### Provided data
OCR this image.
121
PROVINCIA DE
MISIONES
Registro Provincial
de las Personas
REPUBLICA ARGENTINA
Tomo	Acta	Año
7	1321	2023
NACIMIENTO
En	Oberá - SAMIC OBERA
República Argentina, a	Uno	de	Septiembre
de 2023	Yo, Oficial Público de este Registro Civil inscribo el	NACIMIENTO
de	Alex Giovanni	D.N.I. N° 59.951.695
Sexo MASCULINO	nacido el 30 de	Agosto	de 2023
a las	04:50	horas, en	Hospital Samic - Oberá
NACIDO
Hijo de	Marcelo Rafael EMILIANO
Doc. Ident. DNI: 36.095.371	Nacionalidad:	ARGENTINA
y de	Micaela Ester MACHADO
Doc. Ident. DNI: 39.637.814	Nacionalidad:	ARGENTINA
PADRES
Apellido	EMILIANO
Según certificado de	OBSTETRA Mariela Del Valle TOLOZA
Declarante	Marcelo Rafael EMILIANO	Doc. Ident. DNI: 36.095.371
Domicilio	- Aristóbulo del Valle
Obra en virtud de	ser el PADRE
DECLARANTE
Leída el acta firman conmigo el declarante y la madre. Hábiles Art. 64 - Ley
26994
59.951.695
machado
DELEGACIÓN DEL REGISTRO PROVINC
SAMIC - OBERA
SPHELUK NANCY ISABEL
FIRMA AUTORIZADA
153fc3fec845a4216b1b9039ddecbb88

### Work to do
Reproduce all data above, unchanged.

### Solution to this exercise
OCR this image.
121
PROVINCIA DE
MISIONES
Registro Provincial
de las Personas
REPUBLICA ARGENTINA
Tomo	Acta	Año
7	1321	2023
NACIMIENTO
En	Oberá - SAMIC OBERA
República Argentina, a	Uno	de	Septiembre
de 2023	Yo, Oficial Público de este Registro Civil inscribo el	NACIMIENTO
de	Alex Giovanni	D.N.I. N° 59.951.695
Sexo MASCULINO	nacido el 30 de	Agosto	de 2023
a las	04:50	horas, en	Hospital Samic - Oberá
NACIDO
Hijo de	Marcelo Rafael EMILIANO
Doc. Ident. DNI: 36.095.371	Nacionalidad:	ARGENTINA
y de	Micaela Ester MACHADO
Doc. Ident. DNI: 39.637.814	Nacionalidad:	ARGENTINA
PADRES
Apellido	EMILIANO
Según certificado de	OBSTETRA Mariela Del Valle TOLOZA
Declarante	Marcelo Rafael EMILIANO	Doc. Ident. DNI: 36.095.371
Domicilio	- Aristóbulo del Valle
Obra en virtud de	ser el PADRE
DECLARANTE
Leída el acta firman conmigo el declarante y la madre. Hábiles Art. 64 - Ley
26994
59.951.695
machado
DELEGACIÓN DEL REGISTRO PROVINC
SAMIC - OBERA
SPHELUK NANCY ISABEL
FIRMA AUTORIZADA
153fc3fec845a4216b1b9039ddecbb88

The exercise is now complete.